• _WHAT IS ASKED_
Look for the string "process" in the lines and copy each line that has it.
###
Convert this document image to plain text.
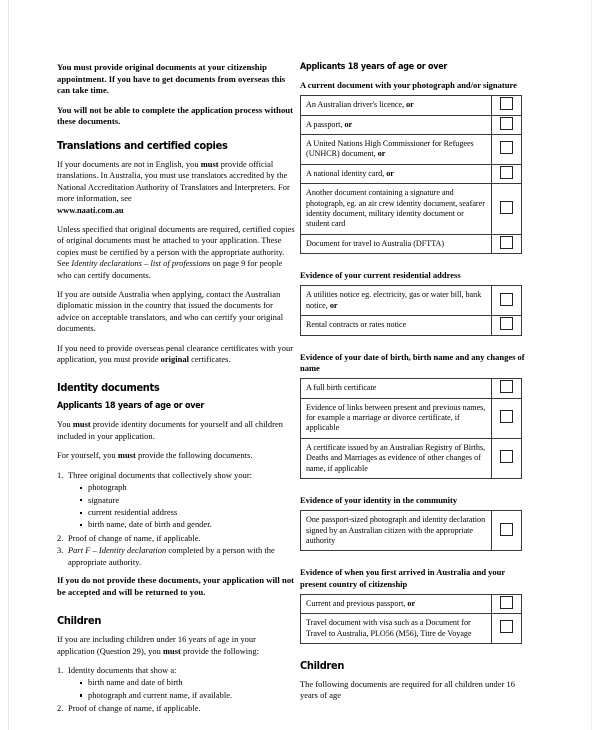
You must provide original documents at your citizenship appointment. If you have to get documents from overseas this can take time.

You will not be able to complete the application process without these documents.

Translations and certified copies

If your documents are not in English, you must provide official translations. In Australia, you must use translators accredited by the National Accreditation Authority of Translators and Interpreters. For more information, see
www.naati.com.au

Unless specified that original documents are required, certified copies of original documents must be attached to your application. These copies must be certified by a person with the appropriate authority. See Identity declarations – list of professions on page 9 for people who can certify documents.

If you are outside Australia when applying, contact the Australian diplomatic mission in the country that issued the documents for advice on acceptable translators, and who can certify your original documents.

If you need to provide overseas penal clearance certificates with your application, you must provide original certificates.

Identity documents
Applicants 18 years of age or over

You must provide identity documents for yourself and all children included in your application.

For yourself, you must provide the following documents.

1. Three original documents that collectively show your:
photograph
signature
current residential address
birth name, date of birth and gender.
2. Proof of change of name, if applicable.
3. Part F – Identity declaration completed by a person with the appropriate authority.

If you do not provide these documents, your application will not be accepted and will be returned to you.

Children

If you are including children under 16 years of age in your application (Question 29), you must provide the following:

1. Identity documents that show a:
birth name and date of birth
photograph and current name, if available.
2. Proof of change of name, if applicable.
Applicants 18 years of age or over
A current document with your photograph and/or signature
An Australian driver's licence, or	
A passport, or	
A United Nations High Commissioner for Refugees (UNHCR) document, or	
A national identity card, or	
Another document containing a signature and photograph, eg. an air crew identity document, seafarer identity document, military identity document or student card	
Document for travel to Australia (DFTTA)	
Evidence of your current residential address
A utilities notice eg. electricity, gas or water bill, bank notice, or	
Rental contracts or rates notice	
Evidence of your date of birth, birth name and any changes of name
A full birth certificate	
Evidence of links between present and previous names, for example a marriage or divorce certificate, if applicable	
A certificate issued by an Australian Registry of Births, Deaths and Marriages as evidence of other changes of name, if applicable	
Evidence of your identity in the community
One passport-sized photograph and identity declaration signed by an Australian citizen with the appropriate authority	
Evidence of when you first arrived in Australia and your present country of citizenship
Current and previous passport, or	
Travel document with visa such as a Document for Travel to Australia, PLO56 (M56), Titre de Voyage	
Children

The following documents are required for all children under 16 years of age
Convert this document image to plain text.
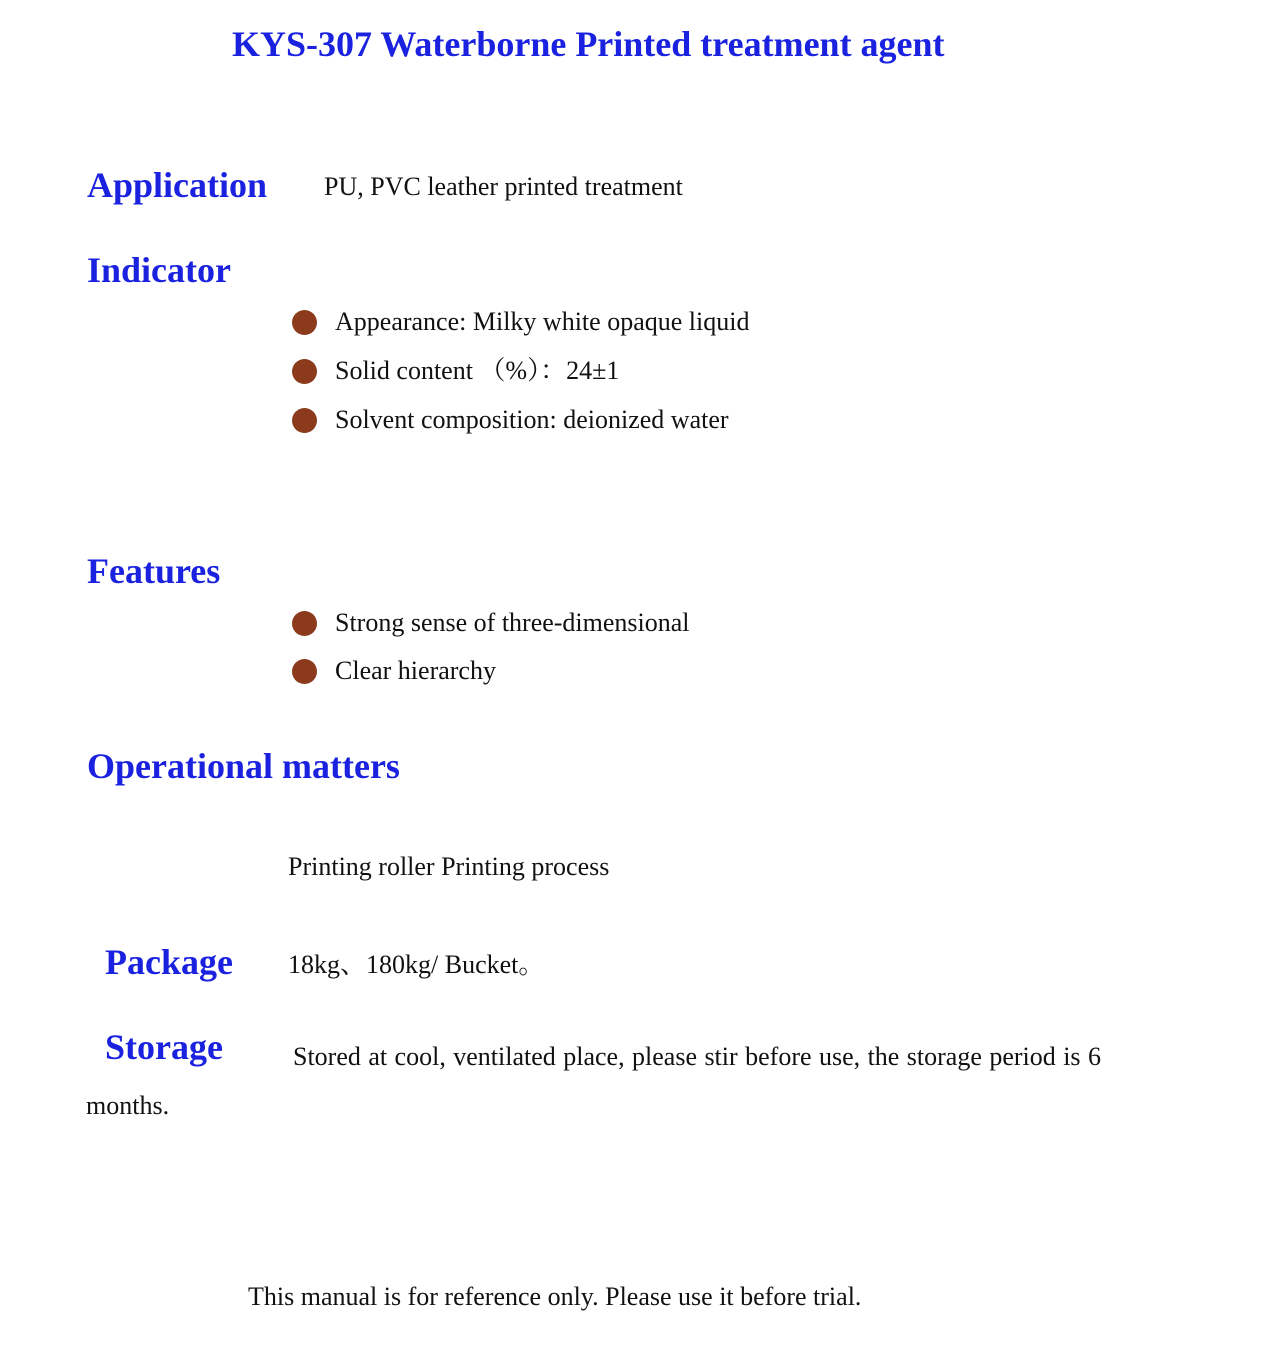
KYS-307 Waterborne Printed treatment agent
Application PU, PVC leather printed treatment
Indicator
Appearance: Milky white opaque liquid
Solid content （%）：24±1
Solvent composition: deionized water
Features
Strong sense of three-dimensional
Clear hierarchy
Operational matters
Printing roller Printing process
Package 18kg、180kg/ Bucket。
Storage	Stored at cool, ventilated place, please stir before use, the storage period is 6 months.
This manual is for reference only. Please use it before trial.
###
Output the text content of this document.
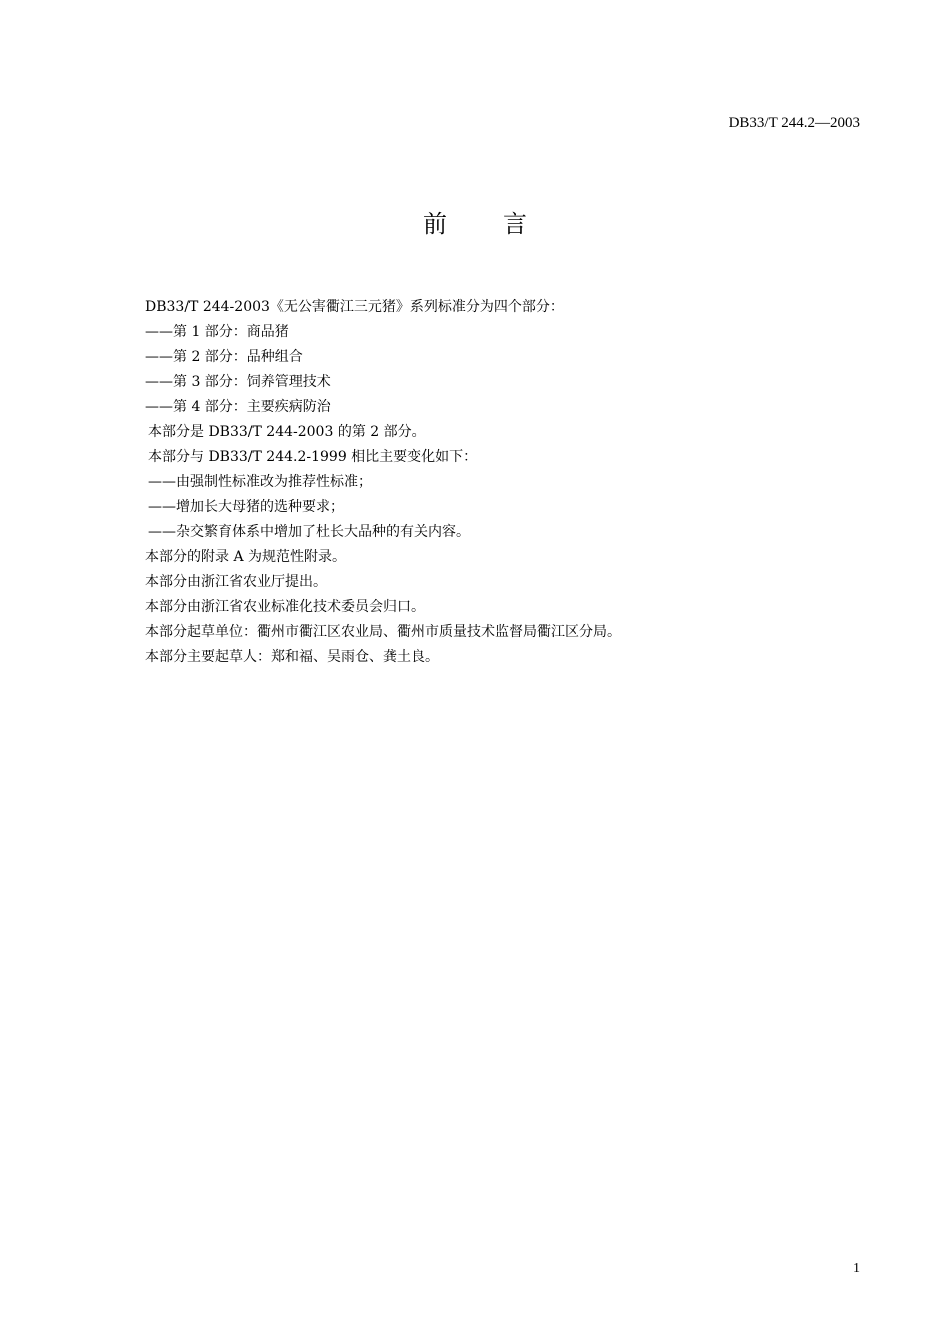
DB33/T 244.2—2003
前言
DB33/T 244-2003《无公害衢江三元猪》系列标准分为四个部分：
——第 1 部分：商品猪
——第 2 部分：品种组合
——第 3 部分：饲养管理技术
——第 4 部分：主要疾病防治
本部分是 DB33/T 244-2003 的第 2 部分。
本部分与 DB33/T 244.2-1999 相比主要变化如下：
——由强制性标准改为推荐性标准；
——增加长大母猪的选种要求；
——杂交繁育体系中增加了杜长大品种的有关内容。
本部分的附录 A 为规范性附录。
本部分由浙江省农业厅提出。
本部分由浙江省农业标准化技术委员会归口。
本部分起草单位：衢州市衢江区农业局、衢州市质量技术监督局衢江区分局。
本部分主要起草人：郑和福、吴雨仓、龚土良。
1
###
• _RESPONSE_
You will not be able to complete the application process without these documents.
Printing roller Printing process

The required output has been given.